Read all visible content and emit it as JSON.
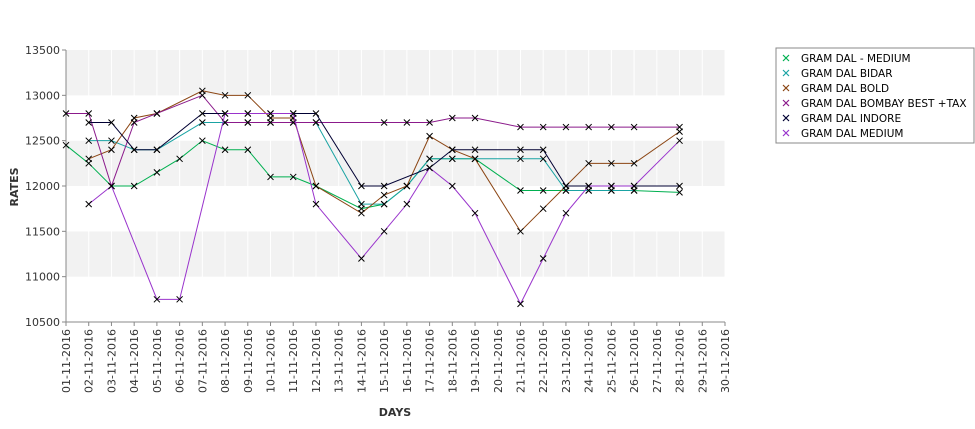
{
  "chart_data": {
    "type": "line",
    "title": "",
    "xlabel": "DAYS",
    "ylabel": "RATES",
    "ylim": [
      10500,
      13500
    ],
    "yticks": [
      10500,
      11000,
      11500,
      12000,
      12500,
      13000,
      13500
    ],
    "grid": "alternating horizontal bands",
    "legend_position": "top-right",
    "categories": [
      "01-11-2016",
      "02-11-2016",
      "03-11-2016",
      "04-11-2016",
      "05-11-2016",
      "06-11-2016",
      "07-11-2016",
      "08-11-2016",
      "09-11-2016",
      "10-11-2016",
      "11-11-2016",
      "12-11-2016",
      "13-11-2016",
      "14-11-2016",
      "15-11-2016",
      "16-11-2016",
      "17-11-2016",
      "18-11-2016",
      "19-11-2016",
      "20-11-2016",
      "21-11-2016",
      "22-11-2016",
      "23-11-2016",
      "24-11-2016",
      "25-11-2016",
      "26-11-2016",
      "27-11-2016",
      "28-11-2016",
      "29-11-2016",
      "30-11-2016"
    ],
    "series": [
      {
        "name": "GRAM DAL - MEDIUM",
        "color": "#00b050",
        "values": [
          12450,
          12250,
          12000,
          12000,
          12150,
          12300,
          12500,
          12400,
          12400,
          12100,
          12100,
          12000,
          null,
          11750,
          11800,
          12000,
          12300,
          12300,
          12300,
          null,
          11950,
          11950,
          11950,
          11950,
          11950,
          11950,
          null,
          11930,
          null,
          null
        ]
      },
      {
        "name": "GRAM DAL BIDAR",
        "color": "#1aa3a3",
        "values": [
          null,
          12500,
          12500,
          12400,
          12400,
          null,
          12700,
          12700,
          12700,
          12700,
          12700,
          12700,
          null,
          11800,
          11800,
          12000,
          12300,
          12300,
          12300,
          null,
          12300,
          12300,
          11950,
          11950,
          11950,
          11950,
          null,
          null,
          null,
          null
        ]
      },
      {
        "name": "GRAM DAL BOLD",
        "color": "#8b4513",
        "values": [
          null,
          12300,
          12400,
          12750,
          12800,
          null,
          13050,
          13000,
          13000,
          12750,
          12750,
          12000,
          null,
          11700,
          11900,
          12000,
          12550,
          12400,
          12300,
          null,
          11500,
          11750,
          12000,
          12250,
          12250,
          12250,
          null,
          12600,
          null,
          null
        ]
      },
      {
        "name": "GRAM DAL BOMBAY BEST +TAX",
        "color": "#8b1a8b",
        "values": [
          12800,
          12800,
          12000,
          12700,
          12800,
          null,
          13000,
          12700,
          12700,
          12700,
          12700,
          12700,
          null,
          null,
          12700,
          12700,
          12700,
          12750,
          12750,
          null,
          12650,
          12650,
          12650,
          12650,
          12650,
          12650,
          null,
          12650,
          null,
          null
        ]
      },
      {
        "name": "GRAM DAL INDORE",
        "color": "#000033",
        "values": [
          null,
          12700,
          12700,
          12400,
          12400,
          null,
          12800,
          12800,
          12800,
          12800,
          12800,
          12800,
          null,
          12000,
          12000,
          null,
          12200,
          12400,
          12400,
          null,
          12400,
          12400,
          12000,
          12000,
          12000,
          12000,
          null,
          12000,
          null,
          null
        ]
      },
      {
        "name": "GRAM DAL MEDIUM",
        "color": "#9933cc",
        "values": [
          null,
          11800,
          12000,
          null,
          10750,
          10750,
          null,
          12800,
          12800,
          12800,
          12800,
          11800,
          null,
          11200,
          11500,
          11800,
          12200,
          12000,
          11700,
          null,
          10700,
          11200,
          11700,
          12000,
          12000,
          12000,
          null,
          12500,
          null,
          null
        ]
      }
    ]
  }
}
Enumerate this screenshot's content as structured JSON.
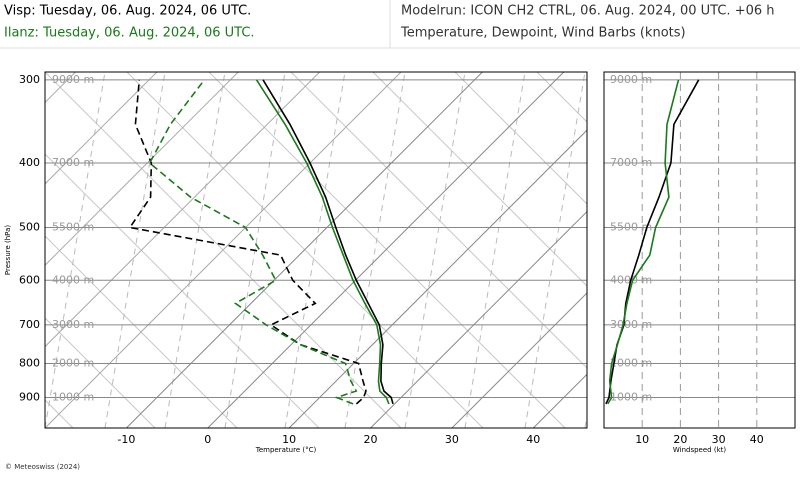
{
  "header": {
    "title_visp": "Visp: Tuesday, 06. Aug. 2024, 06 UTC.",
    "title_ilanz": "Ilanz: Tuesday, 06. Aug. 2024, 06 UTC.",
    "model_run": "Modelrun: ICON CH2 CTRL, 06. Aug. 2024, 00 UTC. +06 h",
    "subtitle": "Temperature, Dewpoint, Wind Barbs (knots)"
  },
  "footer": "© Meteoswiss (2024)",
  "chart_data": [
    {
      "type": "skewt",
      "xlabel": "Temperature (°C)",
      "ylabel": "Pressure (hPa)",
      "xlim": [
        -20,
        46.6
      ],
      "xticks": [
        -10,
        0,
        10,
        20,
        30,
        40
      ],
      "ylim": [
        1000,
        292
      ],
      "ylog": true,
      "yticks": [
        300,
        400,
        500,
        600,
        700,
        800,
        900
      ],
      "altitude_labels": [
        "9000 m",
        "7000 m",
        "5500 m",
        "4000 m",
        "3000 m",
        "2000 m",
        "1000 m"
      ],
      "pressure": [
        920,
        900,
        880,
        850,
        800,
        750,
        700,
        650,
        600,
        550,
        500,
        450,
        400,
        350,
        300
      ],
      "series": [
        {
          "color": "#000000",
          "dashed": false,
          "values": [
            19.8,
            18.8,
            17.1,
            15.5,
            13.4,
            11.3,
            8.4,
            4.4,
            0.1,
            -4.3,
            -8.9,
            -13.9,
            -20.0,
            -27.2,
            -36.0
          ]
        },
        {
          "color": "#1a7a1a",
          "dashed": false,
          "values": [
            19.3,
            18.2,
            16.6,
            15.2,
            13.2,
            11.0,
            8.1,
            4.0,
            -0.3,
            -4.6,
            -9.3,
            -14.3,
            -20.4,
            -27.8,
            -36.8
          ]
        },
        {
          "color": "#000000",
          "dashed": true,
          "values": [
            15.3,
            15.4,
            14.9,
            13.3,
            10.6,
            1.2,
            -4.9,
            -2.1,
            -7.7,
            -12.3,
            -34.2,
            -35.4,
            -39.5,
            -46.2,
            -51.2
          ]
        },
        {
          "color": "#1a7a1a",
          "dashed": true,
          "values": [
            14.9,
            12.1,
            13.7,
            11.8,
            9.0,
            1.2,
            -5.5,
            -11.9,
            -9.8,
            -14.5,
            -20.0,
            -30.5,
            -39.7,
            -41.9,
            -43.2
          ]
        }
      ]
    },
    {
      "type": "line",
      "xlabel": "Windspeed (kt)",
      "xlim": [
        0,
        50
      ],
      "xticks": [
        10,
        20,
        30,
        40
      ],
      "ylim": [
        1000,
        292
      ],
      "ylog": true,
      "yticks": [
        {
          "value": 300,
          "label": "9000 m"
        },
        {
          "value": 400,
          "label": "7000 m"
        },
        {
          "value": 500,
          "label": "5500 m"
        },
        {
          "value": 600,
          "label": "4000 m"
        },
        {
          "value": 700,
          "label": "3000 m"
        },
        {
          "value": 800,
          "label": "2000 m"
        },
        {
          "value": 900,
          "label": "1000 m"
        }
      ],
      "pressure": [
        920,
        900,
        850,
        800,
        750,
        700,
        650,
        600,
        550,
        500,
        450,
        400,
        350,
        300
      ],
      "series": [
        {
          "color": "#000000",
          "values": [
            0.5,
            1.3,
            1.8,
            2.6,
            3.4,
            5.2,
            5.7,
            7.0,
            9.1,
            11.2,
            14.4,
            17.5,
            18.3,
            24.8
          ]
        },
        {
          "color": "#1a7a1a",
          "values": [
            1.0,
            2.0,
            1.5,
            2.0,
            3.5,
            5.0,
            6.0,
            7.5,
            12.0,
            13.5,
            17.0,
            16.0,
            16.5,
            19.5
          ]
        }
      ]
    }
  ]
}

----------

Identify each line in the records above containing the word "xlabel"; copy those lines.

* **Problem solution**:
    "xlabel": "DAYS",
      "xlabel": "Temperature (°C)",
      "xlabel": "Windspeed (kt)",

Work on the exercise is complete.